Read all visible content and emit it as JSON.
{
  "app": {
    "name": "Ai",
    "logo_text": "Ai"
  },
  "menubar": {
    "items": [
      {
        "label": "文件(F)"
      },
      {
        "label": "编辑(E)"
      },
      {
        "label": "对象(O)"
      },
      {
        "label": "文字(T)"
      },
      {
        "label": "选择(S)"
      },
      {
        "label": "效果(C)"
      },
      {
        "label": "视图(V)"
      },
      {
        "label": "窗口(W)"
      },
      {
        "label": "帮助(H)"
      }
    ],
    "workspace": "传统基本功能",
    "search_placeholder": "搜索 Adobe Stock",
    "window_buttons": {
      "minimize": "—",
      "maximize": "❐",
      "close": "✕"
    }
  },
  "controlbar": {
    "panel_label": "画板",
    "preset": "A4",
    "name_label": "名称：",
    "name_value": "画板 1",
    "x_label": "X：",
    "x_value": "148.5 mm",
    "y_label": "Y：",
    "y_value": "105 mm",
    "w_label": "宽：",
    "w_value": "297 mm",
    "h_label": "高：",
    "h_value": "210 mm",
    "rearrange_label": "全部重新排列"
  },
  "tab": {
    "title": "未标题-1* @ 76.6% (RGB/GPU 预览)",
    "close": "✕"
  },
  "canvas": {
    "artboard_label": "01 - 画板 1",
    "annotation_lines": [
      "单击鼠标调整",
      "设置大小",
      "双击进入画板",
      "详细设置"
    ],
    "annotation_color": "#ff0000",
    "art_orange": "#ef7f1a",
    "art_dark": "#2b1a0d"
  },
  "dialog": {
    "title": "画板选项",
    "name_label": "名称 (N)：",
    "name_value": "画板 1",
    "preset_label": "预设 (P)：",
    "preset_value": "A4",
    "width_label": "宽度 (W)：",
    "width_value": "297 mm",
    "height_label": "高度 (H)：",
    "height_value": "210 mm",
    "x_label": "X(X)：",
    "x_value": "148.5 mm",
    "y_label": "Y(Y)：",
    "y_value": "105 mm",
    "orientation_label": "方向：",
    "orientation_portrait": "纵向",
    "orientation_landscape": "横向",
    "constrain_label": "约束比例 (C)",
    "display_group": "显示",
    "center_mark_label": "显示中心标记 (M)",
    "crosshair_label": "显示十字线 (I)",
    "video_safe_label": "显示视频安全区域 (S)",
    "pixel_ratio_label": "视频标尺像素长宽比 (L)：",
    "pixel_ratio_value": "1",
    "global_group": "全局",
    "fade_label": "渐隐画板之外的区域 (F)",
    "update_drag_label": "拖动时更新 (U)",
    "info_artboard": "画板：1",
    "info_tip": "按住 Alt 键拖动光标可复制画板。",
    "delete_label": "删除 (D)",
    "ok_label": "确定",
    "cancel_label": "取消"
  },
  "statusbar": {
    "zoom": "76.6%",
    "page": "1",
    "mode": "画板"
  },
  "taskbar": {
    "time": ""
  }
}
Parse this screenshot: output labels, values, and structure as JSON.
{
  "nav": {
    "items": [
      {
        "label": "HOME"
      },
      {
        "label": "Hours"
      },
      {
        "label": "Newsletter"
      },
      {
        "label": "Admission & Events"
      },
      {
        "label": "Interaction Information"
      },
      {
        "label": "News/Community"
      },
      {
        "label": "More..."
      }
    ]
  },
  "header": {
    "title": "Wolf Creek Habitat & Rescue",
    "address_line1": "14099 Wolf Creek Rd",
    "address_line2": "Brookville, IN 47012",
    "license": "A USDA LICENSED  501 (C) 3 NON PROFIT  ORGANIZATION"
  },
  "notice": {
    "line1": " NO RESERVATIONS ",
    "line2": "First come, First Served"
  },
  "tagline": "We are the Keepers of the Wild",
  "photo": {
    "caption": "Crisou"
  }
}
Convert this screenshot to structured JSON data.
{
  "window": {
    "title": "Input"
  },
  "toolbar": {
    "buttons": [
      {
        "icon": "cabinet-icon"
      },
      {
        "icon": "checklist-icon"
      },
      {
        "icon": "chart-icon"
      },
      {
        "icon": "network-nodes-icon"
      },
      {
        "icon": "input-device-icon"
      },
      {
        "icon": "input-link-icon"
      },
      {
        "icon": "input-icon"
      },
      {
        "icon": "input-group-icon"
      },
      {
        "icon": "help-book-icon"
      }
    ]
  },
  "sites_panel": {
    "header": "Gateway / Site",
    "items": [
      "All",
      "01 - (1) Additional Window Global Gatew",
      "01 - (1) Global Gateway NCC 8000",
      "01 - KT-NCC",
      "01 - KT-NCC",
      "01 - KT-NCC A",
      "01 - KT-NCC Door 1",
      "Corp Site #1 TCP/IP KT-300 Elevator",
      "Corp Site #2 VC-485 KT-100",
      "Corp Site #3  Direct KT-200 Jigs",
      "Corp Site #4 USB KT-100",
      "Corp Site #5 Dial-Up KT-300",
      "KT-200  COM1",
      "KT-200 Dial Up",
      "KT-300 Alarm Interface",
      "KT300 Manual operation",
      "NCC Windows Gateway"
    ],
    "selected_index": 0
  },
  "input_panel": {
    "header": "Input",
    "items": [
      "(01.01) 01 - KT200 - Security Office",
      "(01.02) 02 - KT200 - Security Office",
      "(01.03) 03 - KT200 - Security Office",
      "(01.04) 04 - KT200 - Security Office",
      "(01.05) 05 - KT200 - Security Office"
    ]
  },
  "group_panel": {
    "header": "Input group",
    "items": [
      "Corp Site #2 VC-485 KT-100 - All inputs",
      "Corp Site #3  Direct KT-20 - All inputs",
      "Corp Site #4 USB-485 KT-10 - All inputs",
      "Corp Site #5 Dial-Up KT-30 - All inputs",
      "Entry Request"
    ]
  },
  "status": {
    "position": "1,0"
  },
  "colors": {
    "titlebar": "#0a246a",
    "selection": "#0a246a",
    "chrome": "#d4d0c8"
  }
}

• **Aim of the exercise**:
Out of the records, collect only those lines that contain the string "Office".

• **Worked answer**:
      "(01.01) 01 - KT200 - Security Office",
      "(01.02) 02 - KT200 - Security Office",
      "(01.03) 03 - KT200 - Security Office",
      "(01.04) 04 - KT200 - Security Office",
      "(01.05) 05 - KT200 - Security Office"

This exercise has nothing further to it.